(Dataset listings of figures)
=== Section Start ===

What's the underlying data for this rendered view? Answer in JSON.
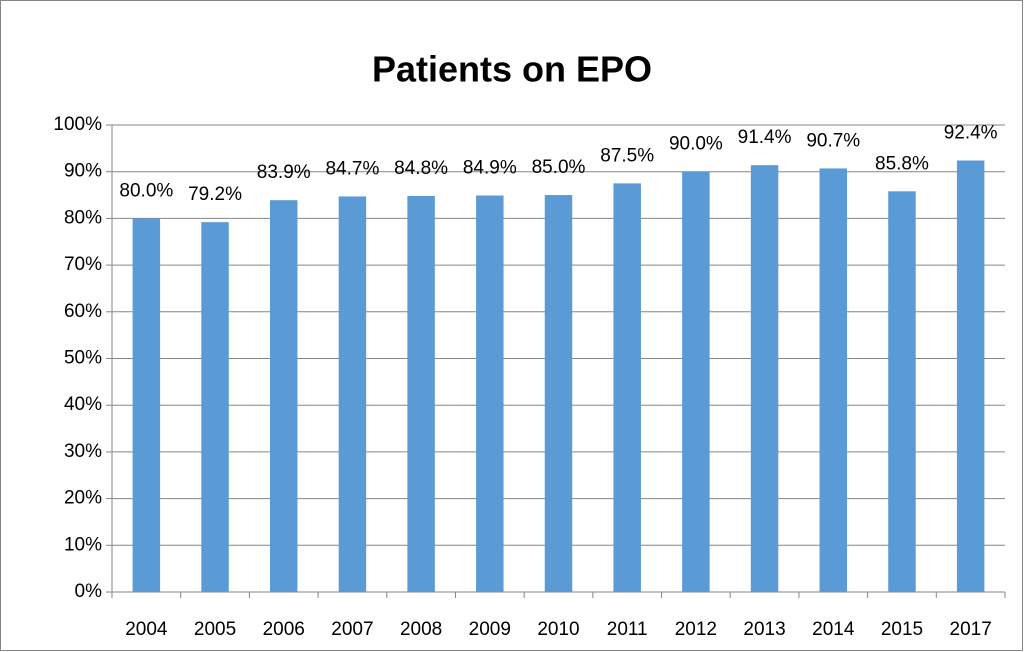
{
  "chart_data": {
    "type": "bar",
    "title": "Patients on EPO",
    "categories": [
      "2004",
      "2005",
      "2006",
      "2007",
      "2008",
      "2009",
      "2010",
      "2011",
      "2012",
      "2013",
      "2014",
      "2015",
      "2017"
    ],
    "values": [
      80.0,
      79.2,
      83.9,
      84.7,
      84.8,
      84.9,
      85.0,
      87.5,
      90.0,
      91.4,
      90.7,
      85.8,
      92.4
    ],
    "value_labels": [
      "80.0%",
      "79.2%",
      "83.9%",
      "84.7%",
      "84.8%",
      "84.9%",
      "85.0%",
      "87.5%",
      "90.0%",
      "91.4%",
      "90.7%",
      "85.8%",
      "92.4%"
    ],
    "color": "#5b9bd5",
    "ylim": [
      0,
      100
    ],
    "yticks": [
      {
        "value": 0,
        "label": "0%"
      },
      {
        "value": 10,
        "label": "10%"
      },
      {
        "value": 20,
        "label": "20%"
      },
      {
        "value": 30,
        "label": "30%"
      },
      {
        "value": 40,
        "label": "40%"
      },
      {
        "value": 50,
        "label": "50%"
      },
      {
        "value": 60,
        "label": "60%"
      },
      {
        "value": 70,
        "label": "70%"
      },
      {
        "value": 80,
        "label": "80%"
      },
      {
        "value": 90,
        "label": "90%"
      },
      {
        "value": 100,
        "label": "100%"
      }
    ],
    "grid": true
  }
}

=== Section End ===

*Work request:*
Would you repeat the entries exactly, but with no pictures?

*Result of the task:*
What's the underlying data for this rendered view? Answer in JSON.
{
  "chart_data": {
    "type": "bar",
    "title": "Patients on EPO",
    "categories": [
      "2004",
      "2005",
      "2006",
      "2007",
      "2008",
      "2009",
      "2010",
      "2011",
      "2012",
      "2013",
      "2014",
      "2015",
      "2017"
    ],
    "values": [
      80.0,
      79.2,
      83.9,
      84.7,
      84.8,
      84.9,
      85.0,
      87.5,
      90.0,
      91.4,
      90.7,
      85.8,
      92.4
    ],
    "value_labels": [
      "80.0%",
      "79.2%",
      "83.9%",
      "84.7%",
      "84.8%",
      "84.9%",
      "85.0%",
      "87.5%",
      "90.0%",
      "91.4%",
      "90.7%",
      "85.8%",
      "92.4%"
    ],
    "color": "#5b9bd5",
    "ylim": [
      0,
      100
    ],
    "yticks": [
      {
        "value": 0,
        "label": "0%"
      },
      {
        "value": 10,
        "label": "10%"
      },
      {
        "value": 20,
        "label": "20%"
      },
      {
        "value": 30,
        "label": "30%"
      },
      {
        "value": 40,
        "label": "40%"
      },
      {
        "value": 50,
        "label": "50%"
      },
      {
        "value": 60,
        "label": "60%"
      },
      {
        "value": 70,
        "label": "70%"
      },
      {
        "value": 80,
        "label": "80%"
      },
      {
        "value": 90,
        "label": "90%"
      },
      {
        "value": 100,
        "label": "100%"
      }
    ],
    "grid": true
  }
}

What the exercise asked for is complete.